Start of Block

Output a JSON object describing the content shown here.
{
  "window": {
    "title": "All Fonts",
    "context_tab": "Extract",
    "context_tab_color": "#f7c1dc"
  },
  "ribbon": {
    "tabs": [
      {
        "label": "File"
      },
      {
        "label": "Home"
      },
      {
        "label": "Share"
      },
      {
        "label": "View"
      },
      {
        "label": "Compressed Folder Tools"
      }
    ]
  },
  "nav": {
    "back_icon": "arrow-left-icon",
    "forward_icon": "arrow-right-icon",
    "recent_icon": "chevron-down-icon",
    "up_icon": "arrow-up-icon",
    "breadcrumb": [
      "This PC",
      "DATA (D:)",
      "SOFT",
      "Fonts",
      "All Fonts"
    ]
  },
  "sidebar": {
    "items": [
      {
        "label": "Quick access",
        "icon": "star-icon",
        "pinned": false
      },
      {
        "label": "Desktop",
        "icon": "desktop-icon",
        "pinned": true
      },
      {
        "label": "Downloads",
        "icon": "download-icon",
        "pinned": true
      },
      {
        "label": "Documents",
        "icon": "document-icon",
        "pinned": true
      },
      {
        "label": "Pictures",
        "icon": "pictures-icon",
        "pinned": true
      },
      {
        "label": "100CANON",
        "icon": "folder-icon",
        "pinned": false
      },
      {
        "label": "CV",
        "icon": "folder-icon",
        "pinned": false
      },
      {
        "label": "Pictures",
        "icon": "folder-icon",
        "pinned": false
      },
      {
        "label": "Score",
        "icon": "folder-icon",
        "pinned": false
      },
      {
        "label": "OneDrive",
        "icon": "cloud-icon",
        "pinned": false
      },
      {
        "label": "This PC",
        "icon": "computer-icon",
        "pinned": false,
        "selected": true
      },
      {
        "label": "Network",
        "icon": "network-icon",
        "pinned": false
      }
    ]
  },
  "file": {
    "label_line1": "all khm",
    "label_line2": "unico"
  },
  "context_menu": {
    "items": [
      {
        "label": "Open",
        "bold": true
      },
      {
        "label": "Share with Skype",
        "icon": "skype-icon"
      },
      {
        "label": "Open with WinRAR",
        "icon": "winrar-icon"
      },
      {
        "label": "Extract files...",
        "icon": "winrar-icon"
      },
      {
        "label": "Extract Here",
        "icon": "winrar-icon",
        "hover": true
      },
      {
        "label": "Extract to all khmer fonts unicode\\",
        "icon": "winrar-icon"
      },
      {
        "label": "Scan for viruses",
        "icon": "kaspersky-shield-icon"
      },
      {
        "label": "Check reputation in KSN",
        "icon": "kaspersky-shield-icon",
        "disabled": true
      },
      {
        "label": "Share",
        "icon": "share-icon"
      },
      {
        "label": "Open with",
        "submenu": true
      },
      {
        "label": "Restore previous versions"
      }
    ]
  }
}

End of Block

Please repeat every entry, exactly as it was written.

Final answer:
Output a JSON object describing the content shown here.
{
  "window": {
    "title": "All Fonts",
    "context_tab": "Extract",
    "context_tab_color": "#f7c1dc"
  },
  "ribbon": {
    "tabs": [
      {
        "label": "File"
      },
      {
        "label": "Home"
      },
      {
        "label": "Share"
      },
      {
        "label": "View"
      },
      {
        "label": "Compressed Folder Tools"
      }
    ]
  },
  "nav": {
    "back_icon": "arrow-left-icon",
    "forward_icon": "arrow-right-icon",
    "recent_icon": "chevron-down-icon",
    "up_icon": "arrow-up-icon",
    "breadcrumb": [
      "This PC",
      "DATA (D:)",
      "SOFT",
      "Fonts",
      "All Fonts"
    ]
  },
  "sidebar": {
    "items": [
      {
        "label": "Quick access",
        "icon": "star-icon",
        "pinned": false
      },
      {
        "label": "Desktop",
        "icon": "desktop-icon",
        "pinned": true
      },
      {
        "label": "Downloads",
        "icon": "download-icon",
        "pinned": true
      },
      {
        "label": "Documents",
        "icon": "document-icon",
        "pinned": true
      },
      {
        "label": "Pictures",
        "icon": "pictures-icon",
        "pinned": true
      },
      {
        "label": "100CANON",
        "icon": "folder-icon",
        "pinned": false
      },
      {
        "label": "CV",
        "icon": "folder-icon",
        "pinned": false
      },
      {
        "label": "Pictures",
        "icon": "folder-icon",
        "pinned": false
      },
      {
        "label": "Score",
        "icon": "folder-icon",
        "pinned": false
      },
      {
        "label": "OneDrive",
        "icon": "cloud-icon",
        "pinned": false
      },
      {
        "label": "This PC",
        "icon": "computer-icon",
        "pinned": false,
        "selected": true
      },
      {
        "label": "Network",
        "icon": "network-icon",
        "pinned": false
      }
    ]
  },
  "file": {
    "label_line1": "all khm",
    "label_line2": "unico"
  },
  "context_menu": {
    "items": [
      {
        "label": "Open",
        "bold": true
      },
      {
        "label": "Share with Skype",
        "icon": "skype-icon"
      },
      {
        "label": "Open with WinRAR",
        "icon": "winrar-icon"
      },
      {
        "label": "Extract files...",
        "icon": "winrar-icon"
      },
      {
        "label": "Extract Here",
        "icon": "winrar-icon",
        "hover": true
      },
      {
        "label": "Extract to all khmer fonts unicode\\",
        "icon": "winrar-icon"
      },
      {
        "label": "Scan for viruses",
        "icon": "kaspersky-shield-icon"
      },
      {
        "label": "Check reputation in KSN",
        "icon": "kaspersky-shield-icon",
        "disabled": true
      },
      {
        "label": "Share",
        "icon": "share-icon"
      },
      {
        "label": "Open with",
        "submenu": true
      },
      {
        "label": "Restore previous versions"
      }
    ]
  }
}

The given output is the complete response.